— Start of Dataset content —

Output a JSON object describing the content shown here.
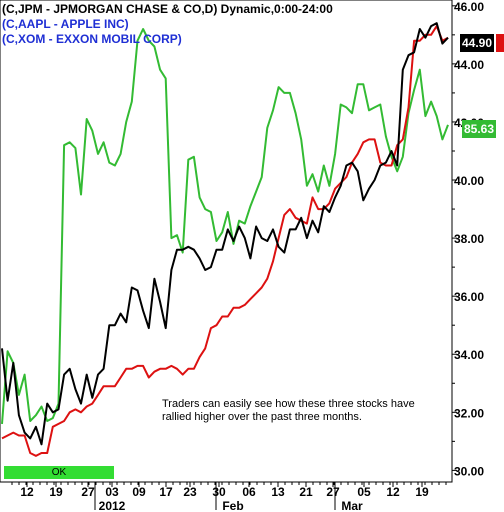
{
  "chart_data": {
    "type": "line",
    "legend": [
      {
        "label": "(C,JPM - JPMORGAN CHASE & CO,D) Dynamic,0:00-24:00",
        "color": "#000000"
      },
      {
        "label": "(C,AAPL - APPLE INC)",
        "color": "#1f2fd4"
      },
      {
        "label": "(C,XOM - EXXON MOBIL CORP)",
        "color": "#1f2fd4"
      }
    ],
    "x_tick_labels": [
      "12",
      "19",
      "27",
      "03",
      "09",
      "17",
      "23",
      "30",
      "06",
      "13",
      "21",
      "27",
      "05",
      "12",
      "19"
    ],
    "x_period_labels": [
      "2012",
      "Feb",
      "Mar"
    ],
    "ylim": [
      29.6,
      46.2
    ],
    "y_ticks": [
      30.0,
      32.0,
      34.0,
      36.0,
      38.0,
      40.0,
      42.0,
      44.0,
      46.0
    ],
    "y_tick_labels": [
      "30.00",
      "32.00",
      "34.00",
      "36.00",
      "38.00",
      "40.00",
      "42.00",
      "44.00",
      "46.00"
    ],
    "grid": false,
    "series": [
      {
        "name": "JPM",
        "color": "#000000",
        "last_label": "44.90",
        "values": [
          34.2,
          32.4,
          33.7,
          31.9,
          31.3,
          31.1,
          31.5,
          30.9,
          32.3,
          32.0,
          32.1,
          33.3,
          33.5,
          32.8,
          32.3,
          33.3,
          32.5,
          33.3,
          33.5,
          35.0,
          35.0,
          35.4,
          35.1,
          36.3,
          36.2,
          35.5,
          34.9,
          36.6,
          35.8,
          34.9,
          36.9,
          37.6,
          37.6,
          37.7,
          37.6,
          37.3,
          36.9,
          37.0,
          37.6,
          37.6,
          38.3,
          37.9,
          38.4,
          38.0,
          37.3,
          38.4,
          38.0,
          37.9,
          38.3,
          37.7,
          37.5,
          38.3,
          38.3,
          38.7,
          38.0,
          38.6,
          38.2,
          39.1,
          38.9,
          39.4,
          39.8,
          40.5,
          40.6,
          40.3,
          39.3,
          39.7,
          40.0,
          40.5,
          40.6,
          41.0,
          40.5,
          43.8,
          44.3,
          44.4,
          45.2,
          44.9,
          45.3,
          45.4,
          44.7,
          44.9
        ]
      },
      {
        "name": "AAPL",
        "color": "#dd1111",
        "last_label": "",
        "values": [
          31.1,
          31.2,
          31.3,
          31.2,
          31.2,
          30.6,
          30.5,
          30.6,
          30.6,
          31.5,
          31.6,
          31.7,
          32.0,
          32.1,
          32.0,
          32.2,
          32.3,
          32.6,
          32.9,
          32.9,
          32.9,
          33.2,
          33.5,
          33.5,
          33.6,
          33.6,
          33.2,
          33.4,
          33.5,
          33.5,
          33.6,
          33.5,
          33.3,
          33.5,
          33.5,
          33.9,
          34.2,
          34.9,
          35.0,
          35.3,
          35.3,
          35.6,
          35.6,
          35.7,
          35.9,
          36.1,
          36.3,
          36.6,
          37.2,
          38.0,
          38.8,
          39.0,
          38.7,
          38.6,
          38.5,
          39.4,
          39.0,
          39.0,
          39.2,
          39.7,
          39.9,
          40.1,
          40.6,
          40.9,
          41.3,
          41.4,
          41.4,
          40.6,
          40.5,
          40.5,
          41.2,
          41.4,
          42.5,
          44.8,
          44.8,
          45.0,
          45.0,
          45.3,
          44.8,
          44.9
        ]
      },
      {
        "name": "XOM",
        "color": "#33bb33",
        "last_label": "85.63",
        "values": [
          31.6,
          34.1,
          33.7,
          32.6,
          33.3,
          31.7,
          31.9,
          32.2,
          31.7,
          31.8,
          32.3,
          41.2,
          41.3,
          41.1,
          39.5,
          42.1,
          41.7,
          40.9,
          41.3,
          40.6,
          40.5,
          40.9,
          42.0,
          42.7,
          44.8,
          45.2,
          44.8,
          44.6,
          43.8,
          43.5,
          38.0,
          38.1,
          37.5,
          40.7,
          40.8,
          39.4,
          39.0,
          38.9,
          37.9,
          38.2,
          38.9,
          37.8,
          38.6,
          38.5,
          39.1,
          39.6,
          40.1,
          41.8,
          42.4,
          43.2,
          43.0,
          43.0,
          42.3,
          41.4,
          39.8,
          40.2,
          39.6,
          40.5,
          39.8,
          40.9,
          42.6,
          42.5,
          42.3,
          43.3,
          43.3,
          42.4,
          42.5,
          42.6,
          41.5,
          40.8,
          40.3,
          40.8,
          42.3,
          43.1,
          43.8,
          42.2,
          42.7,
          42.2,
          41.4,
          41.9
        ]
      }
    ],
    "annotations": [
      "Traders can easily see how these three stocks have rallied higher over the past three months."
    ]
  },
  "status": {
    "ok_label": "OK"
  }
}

— End of Dataset content —
— Start of Dataset content —

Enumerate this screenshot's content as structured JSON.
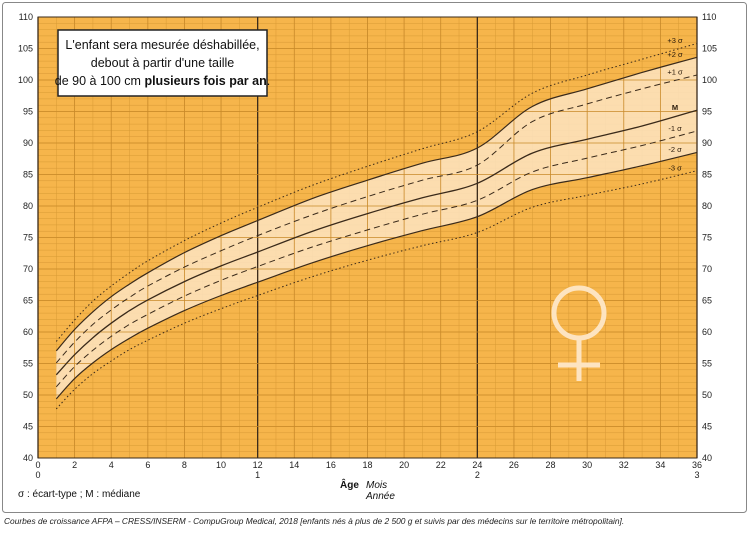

— End of Dataset content —
— Start of Dataset content —

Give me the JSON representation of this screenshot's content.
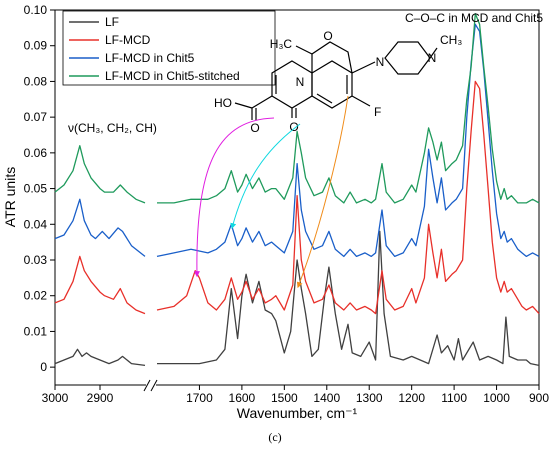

— End of Dataset content —

» Description of the task
Find the word "this" in the entries, and copy every line it shows up in.

» Exercise output
Enumerate this screenshot's content as structured JSON.
Give me the JSON representation of this screenshot's content.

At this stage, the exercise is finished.